Goal: Scan the listing below and copy every line holding "packages".

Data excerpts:
— START —

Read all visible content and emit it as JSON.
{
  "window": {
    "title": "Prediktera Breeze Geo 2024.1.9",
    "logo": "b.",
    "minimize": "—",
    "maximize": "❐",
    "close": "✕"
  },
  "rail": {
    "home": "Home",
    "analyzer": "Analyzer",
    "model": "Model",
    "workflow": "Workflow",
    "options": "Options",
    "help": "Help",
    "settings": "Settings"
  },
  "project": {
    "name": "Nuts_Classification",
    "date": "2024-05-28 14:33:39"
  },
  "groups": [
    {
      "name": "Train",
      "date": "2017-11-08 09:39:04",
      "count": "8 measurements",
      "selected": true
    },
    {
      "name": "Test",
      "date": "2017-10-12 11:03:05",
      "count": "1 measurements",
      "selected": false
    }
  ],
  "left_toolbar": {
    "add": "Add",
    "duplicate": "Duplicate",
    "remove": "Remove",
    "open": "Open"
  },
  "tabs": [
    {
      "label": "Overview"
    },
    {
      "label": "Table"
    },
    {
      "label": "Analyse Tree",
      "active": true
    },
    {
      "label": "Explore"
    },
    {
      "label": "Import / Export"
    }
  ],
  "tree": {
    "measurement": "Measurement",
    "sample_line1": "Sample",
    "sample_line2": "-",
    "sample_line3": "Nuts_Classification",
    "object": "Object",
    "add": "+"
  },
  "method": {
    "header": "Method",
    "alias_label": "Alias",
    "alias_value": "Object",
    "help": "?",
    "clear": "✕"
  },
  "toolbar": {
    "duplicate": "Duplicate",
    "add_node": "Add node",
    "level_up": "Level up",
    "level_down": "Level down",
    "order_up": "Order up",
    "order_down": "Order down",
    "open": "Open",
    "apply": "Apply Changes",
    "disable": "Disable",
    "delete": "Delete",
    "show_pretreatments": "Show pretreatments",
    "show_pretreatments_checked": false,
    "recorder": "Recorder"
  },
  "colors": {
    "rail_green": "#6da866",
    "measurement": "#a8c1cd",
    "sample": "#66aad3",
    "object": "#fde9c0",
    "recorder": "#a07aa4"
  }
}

— END —
— START —

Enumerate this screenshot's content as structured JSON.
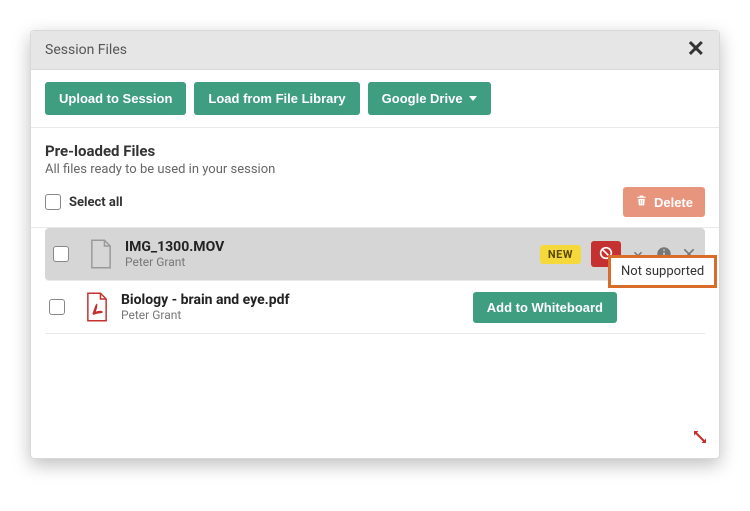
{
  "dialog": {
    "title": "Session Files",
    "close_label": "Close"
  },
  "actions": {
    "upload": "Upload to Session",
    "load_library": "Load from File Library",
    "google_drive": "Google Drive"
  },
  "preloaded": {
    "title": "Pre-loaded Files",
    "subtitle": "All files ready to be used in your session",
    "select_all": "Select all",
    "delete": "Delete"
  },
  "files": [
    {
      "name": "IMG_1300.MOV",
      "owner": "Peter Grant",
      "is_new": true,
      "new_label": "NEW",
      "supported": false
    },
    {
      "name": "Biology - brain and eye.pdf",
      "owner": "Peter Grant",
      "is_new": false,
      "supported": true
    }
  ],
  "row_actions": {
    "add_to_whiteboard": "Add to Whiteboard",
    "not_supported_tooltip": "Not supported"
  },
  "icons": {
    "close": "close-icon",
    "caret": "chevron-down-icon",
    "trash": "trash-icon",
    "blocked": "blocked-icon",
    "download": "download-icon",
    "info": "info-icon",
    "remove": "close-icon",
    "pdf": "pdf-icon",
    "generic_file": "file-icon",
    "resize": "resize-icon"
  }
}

— END —
— START —

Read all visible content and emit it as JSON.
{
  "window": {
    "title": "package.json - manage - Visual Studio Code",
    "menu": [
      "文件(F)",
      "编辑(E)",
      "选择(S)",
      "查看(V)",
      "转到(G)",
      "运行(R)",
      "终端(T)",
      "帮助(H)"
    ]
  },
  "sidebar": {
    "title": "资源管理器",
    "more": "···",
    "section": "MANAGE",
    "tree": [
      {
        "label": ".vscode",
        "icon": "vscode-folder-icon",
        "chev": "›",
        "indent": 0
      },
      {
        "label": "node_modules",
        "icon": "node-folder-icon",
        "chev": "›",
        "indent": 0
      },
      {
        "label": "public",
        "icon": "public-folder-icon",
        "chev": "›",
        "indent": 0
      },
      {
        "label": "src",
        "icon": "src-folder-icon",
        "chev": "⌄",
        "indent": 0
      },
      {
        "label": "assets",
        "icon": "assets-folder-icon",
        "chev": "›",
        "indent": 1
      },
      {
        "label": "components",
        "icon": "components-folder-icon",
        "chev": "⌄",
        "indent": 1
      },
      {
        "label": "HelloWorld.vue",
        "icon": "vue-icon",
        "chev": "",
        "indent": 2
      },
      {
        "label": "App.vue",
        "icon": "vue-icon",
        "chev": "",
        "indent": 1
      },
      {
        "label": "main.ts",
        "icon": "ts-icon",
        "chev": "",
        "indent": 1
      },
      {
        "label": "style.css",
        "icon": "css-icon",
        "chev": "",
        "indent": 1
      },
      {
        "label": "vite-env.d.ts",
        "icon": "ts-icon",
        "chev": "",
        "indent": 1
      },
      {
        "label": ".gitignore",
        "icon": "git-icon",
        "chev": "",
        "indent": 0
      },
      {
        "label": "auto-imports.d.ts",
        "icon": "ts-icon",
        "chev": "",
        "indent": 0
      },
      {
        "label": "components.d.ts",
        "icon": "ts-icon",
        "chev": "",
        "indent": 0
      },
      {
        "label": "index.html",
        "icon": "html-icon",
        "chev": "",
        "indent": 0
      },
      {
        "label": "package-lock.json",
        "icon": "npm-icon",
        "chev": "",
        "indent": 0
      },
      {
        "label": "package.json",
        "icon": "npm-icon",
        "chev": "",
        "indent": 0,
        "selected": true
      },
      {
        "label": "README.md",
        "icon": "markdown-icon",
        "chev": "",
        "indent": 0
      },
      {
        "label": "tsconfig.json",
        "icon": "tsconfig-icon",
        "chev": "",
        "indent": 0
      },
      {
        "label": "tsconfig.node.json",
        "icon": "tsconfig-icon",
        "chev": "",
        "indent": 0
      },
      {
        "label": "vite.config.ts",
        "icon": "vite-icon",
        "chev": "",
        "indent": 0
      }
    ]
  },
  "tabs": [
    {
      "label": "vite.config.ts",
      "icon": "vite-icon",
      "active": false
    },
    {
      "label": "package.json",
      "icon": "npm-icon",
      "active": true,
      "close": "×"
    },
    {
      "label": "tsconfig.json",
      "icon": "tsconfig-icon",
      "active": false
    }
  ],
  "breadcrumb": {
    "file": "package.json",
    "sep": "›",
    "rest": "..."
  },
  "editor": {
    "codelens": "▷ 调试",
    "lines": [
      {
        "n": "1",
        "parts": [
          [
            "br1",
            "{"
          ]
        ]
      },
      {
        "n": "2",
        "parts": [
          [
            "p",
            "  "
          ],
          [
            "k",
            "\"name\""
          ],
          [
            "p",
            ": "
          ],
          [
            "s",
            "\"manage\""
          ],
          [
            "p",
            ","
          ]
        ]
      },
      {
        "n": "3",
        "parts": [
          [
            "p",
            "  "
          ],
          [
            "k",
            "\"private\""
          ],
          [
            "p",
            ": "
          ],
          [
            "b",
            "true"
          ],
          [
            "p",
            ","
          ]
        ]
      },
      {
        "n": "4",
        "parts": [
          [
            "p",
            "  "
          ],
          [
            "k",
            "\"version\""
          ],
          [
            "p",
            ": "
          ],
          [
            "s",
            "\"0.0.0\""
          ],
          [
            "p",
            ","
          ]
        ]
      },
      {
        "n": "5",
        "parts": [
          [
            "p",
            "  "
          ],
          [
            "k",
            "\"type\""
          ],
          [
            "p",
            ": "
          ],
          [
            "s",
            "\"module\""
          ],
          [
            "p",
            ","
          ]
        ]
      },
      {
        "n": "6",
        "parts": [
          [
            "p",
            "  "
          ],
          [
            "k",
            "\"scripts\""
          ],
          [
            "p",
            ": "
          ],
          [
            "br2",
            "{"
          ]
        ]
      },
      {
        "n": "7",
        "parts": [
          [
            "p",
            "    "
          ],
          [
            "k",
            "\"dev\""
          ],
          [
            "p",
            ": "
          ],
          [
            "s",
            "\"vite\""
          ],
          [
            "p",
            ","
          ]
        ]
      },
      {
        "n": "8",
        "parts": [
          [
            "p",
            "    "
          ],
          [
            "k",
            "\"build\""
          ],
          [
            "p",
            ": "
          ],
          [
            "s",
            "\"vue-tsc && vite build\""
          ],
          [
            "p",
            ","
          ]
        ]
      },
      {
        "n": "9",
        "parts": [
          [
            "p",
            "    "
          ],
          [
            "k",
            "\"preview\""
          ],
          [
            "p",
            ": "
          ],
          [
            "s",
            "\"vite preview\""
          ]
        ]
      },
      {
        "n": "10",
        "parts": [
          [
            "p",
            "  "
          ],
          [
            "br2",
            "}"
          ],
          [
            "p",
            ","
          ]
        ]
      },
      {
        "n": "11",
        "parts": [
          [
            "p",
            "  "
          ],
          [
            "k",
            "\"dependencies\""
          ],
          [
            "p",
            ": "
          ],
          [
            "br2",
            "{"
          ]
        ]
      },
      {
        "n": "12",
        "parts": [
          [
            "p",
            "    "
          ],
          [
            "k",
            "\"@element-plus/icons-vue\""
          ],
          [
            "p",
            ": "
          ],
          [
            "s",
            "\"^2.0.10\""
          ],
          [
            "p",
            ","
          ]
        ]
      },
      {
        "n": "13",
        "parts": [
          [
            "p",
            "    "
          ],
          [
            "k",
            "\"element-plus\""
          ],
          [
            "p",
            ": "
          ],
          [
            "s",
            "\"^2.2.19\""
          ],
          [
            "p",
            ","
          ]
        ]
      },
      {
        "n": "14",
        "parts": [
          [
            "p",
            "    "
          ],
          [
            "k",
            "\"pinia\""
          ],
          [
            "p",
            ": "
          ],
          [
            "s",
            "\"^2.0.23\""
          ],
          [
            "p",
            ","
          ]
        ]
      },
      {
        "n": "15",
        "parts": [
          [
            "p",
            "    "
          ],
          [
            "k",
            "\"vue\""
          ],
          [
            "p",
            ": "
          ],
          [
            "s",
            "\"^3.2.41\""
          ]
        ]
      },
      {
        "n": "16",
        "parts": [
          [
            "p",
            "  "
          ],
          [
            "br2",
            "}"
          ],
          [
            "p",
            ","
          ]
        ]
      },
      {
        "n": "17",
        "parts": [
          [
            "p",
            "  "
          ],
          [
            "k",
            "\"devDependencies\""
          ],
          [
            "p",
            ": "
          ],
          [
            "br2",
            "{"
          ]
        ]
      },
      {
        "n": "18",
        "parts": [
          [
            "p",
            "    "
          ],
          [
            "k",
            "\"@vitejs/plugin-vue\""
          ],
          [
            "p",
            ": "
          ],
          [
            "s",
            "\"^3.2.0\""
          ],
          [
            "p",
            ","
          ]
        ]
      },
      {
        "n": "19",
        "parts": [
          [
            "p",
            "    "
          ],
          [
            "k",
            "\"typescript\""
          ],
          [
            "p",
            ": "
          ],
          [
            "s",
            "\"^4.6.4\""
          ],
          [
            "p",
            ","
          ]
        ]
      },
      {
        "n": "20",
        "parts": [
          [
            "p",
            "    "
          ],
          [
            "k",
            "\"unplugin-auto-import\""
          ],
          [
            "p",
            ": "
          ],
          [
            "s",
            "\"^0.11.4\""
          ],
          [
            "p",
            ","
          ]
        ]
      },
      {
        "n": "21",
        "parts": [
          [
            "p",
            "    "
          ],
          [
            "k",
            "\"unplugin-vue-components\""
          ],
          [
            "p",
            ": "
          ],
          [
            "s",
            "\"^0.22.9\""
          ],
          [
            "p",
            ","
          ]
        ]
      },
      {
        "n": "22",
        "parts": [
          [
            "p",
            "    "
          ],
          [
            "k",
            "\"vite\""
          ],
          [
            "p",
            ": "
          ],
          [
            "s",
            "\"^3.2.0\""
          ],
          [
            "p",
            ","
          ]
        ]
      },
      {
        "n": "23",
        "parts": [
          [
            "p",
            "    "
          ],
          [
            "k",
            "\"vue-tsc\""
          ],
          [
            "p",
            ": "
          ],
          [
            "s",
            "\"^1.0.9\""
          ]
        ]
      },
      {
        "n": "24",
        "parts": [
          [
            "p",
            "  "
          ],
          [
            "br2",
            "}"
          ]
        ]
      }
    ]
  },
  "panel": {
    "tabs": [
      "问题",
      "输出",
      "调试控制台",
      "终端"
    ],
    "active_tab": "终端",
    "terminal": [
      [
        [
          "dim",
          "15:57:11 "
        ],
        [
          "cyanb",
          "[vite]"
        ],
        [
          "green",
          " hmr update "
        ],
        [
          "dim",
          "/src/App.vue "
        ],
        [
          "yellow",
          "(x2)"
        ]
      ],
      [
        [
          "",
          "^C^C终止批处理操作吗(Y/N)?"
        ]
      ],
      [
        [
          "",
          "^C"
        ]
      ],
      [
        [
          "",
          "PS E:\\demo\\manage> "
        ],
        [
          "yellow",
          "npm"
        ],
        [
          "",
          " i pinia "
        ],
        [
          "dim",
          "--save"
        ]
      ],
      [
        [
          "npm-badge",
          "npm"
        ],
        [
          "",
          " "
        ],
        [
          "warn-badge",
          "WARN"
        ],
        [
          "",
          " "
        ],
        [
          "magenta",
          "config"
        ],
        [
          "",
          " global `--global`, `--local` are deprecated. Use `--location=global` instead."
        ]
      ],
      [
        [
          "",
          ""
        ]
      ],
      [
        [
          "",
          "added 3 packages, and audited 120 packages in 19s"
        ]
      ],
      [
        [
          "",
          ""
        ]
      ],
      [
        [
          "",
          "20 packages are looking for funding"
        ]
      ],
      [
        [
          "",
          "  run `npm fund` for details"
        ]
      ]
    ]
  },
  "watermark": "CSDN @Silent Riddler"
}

— END —

Task answer:
          "added 3 packages, and audited 120 packages in 19s"
          "20 packages are looking for funding"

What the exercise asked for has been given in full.